[GOAL OF THE EXERCISE] Pictures in the records should not be copied, but every other part must be repeated exactly.

━━━ DATA PROVIDED ━━━

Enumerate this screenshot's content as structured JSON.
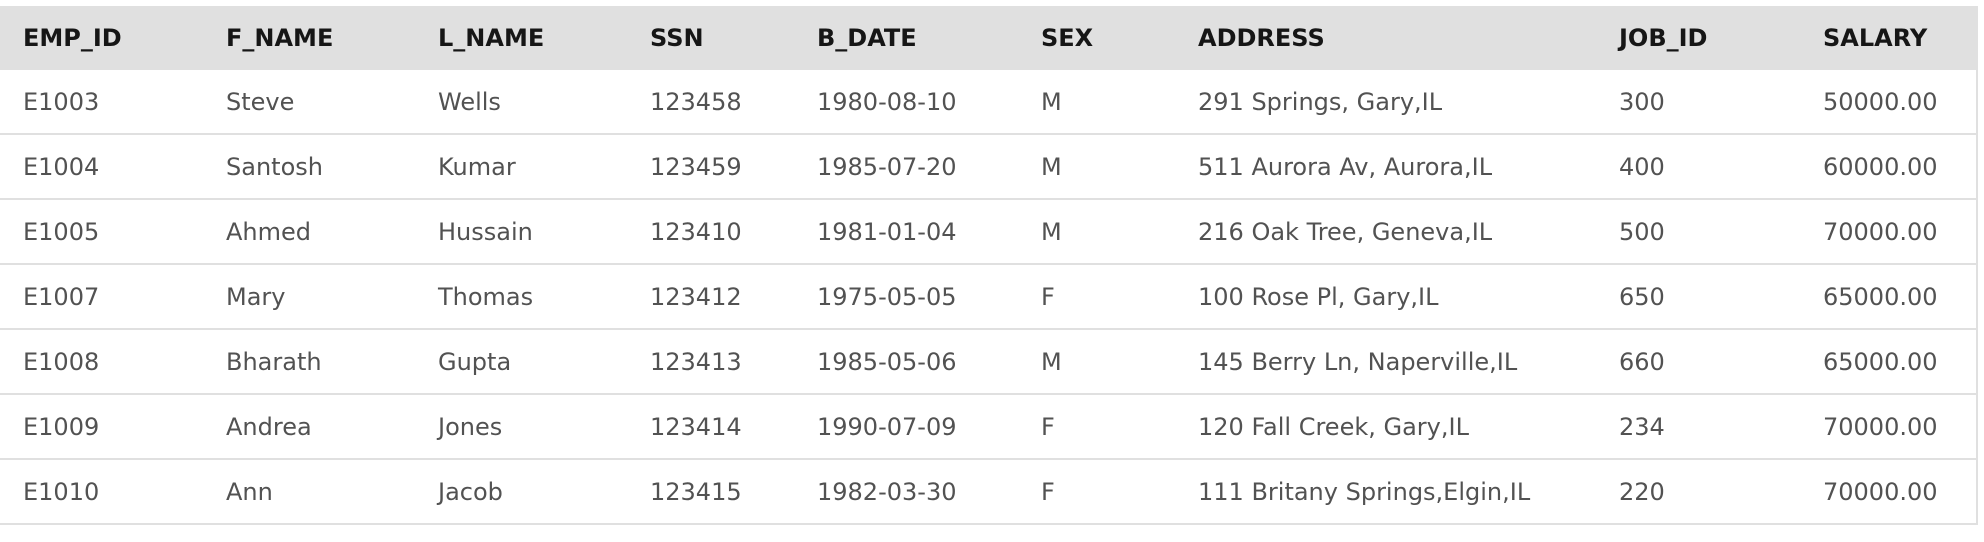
{
  "table": {
    "columns": [
      "EMP_ID",
      "F_NAME",
      "L_NAME",
      "SSN",
      "B_DATE",
      "SEX",
      "ADDRESS",
      "JOB_ID",
      "SALARY"
    ],
    "rows": [
      [
        "E1003",
        "Steve",
        "Wells",
        "123458",
        "1980-08-10",
        "M",
        "291 Springs, Gary,IL",
        "300",
        "50000.00"
      ],
      [
        "E1004",
        "Santosh",
        "Kumar",
        "123459",
        "1985-07-20",
        "M",
        "511 Aurora Av, Aurora,IL",
        "400",
        "60000.00"
      ],
      [
        "E1005",
        "Ahmed",
        "Hussain",
        "123410",
        "1981-01-04",
        "M",
        "216 Oak Tree, Geneva,IL",
        "500",
        "70000.00"
      ],
      [
        "E1007",
        "Mary",
        "Thomas",
        "123412",
        "1975-05-05",
        "F",
        "100 Rose Pl, Gary,IL",
        "650",
        "65000.00"
      ],
      [
        "E1008",
        "Bharath",
        "Gupta",
        "123413",
        "1985-05-06",
        "M",
        "145 Berry Ln, Naperville,IL",
        "660",
        "65000.00"
      ],
      [
        "E1009",
        "Andrea",
        "Jones",
        "123414",
        "1990-07-09",
        "F",
        "120 Fall Creek, Gary,IL",
        "234",
        "70000.00"
      ],
      [
        "E1010",
        "Ann",
        "Jacob",
        "123415",
        "1982-03-30",
        "F",
        "111 Britany Springs,Elgin,IL",
        "220",
        "70000.00"
      ]
    ]
  }
}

━━━

[OUTPUT BELOW]
Enumerate this screenshot's content as structured JSON.
{
  "table": {
    "columns": [
      "EMP_ID",
      "F_NAME",
      "L_NAME",
      "SSN",
      "B_DATE",
      "SEX",
      "ADDRESS",
      "JOB_ID",
      "SALARY"
    ],
    "rows": [
      [
        "E1003",
        "Steve",
        "Wells",
        "123458",
        "1980-08-10",
        "M",
        "291 Springs, Gary,IL",
        "300",
        "50000.00"
      ],
      [
        "E1004",
        "Santosh",
        "Kumar",
        "123459",
        "1985-07-20",
        "M",
        "511 Aurora Av, Aurora,IL",
        "400",
        "60000.00"
      ],
      [
        "E1005",
        "Ahmed",
        "Hussain",
        "123410",
        "1981-01-04",
        "M",
        "216 Oak Tree, Geneva,IL",
        "500",
        "70000.00"
      ],
      [
        "E1007",
        "Mary",
        "Thomas",
        "123412",
        "1975-05-05",
        "F",
        "100 Rose Pl, Gary,IL",
        "650",
        "65000.00"
      ],
      [
        "E1008",
        "Bharath",
        "Gupta",
        "123413",
        "1985-05-06",
        "M",
        "145 Berry Ln, Naperville,IL",
        "660",
        "65000.00"
      ],
      [
        "E1009",
        "Andrea",
        "Jones",
        "123414",
        "1990-07-09",
        "F",
        "120 Fall Creek, Gary,IL",
        "234",
        "70000.00"
      ],
      [
        "E1010",
        "Ann",
        "Jacob",
        "123415",
        "1982-03-30",
        "F",
        "111 Britany Springs,Elgin,IL",
        "220",
        "70000.00"
      ]
    ]
  }
}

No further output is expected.